Request →
Write out all the material exactly. Leave nothing out.
====== Data for the task ======
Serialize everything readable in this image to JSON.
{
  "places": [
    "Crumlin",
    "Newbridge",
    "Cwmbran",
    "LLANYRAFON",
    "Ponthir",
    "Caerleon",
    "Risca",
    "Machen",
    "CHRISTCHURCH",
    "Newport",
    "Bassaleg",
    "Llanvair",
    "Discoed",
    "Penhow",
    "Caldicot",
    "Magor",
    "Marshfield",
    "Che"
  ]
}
======
Exercise solution →
Serialize everything readable in this image to JSON.
{
  "places": [
    "Crumlin",
    "Newbridge",
    "Cwmbran",
    "LLANYRAFON",
    "Ponthir",
    "Caerleon",
    "Risca",
    "Machen",
    "CHRISTCHURCH",
    "Newport",
    "Bassaleg",
    "Llanvair",
    "Discoed",
    "Penhow",
    "Caldicot",
    "Magor",
    "Marshfield",
    "Che"
  ]
}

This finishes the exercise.